#### PROBLEM STATEMENT:
Restate the whole listing word for word. Pictures are left out.
___ ENTRIES SUPPLIED
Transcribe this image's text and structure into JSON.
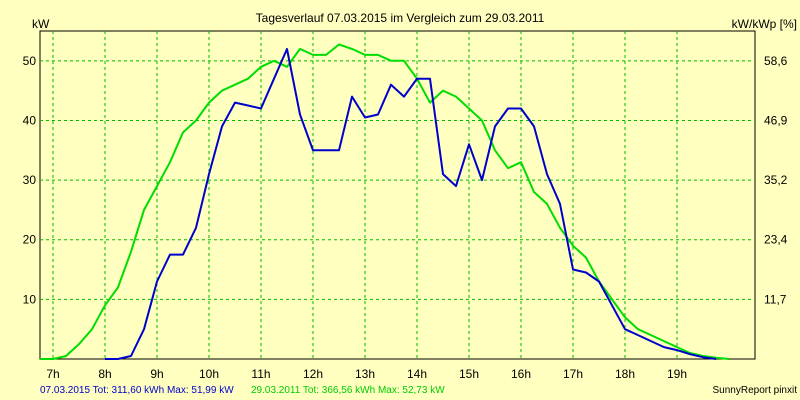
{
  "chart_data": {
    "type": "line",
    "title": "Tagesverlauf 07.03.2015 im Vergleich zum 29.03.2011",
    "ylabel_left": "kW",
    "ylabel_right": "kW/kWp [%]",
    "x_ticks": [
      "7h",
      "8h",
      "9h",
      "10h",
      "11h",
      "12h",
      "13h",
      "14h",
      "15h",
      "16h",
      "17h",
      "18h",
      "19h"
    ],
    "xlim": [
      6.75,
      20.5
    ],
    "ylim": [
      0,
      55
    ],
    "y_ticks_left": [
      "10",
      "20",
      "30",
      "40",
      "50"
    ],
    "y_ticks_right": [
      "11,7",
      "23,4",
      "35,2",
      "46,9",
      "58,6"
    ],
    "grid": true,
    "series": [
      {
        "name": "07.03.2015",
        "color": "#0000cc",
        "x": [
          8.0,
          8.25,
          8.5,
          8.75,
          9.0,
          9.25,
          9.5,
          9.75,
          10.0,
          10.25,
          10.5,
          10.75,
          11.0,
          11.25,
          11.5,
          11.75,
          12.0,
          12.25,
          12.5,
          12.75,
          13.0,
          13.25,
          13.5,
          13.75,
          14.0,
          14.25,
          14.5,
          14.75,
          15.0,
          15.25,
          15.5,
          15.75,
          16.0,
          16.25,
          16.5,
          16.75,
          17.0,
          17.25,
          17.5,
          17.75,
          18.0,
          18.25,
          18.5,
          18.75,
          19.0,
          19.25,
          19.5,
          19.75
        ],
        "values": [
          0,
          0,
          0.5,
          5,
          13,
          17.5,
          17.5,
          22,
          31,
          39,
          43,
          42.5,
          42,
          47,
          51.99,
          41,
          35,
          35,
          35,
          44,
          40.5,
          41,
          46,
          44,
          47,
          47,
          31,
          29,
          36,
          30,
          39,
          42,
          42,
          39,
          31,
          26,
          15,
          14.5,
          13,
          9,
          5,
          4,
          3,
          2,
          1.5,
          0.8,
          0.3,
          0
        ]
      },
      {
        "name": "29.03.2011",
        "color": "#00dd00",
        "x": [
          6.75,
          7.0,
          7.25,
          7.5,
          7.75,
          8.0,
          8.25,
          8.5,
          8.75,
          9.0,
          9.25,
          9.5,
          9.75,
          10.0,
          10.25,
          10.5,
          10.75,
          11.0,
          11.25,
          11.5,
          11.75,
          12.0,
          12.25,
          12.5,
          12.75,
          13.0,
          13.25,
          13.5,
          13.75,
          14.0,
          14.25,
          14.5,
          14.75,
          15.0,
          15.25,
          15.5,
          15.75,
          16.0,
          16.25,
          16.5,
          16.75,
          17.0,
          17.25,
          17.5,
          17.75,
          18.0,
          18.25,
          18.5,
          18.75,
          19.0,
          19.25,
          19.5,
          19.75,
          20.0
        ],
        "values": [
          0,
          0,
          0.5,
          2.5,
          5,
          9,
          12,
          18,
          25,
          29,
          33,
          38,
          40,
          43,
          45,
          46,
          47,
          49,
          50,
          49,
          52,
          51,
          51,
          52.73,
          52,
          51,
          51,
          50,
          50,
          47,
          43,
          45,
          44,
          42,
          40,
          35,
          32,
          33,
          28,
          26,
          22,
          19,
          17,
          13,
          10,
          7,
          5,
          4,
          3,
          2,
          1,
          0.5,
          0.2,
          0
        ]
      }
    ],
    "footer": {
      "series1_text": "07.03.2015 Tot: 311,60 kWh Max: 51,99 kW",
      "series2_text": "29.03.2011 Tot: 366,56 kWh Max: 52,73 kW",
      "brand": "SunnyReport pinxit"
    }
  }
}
______
#### WRITTEN RESPONSE:
Transcribe this image's text and structure into JSON.
{
  "chart_data": {
    "type": "line",
    "title": "Tagesverlauf 07.03.2015 im Vergleich zum 29.03.2011",
    "ylabel_left": "kW",
    "ylabel_right": "kW/kWp [%]",
    "x_ticks": [
      "7h",
      "8h",
      "9h",
      "10h",
      "11h",
      "12h",
      "13h",
      "14h",
      "15h",
      "16h",
      "17h",
      "18h",
      "19h"
    ],
    "xlim": [
      6.75,
      20.5
    ],
    "ylim": [
      0,
      55
    ],
    "y_ticks_left": [
      "10",
      "20",
      "30",
      "40",
      "50"
    ],
    "y_ticks_right": [
      "11,7",
      "23,4",
      "35,2",
      "46,9",
      "58,6"
    ],
    "grid": true,
    "series": [
      {
        "name": "07.03.2015",
        "color": "#0000cc",
        "x": [
          8.0,
          8.25,
          8.5,
          8.75,
          9.0,
          9.25,
          9.5,
          9.75,
          10.0,
          10.25,
          10.5,
          10.75,
          11.0,
          11.25,
          11.5,
          11.75,
          12.0,
          12.25,
          12.5,
          12.75,
          13.0,
          13.25,
          13.5,
          13.75,
          14.0,
          14.25,
          14.5,
          14.75,
          15.0,
          15.25,
          15.5,
          15.75,
          16.0,
          16.25,
          16.5,
          16.75,
          17.0,
          17.25,
          17.5,
          17.75,
          18.0,
          18.25,
          18.5,
          18.75,
          19.0,
          19.25,
          19.5,
          19.75
        ],
        "values": [
          0,
          0,
          0.5,
          5,
          13,
          17.5,
          17.5,
          22,
          31,
          39,
          43,
          42.5,
          42,
          47,
          51.99,
          41,
          35,
          35,
          35,
          44,
          40.5,
          41,
          46,
          44,
          47,
          47,
          31,
          29,
          36,
          30,
          39,
          42,
          42,
          39,
          31,
          26,
          15,
          14.5,
          13,
          9,
          5,
          4,
          3,
          2,
          1.5,
          0.8,
          0.3,
          0
        ]
      },
      {
        "name": "29.03.2011",
        "color": "#00dd00",
        "x": [
          6.75,
          7.0,
          7.25,
          7.5,
          7.75,
          8.0,
          8.25,
          8.5,
          8.75,
          9.0,
          9.25,
          9.5,
          9.75,
          10.0,
          10.25,
          10.5,
          10.75,
          11.0,
          11.25,
          11.5,
          11.75,
          12.0,
          12.25,
          12.5,
          12.75,
          13.0,
          13.25,
          13.5,
          13.75,
          14.0,
          14.25,
          14.5,
          14.75,
          15.0,
          15.25,
          15.5,
          15.75,
          16.0,
          16.25,
          16.5,
          16.75,
          17.0,
          17.25,
          17.5,
          17.75,
          18.0,
          18.25,
          18.5,
          18.75,
          19.0,
          19.25,
          19.5,
          19.75,
          20.0
        ],
        "values": [
          0,
          0,
          0.5,
          2.5,
          5,
          9,
          12,
          18,
          25,
          29,
          33,
          38,
          40,
          43,
          45,
          46,
          47,
          49,
          50,
          49,
          52,
          51,
          51,
          52.73,
          52,
          51,
          51,
          50,
          50,
          47,
          43,
          45,
          44,
          42,
          40,
          35,
          32,
          33,
          28,
          26,
          22,
          19,
          17,
          13,
          10,
          7,
          5,
          4,
          3,
          2,
          1,
          0.5,
          0.2,
          0
        ]
      }
    ],
    "footer": {
      "series1_text": "07.03.2015 Tot: 311,60 kWh Max: 51,99 kW",
      "series2_text": "29.03.2011 Tot: 366,56 kWh Max: 52,73 kW",
      "brand": "SunnyReport pinxit"
    }
  }
}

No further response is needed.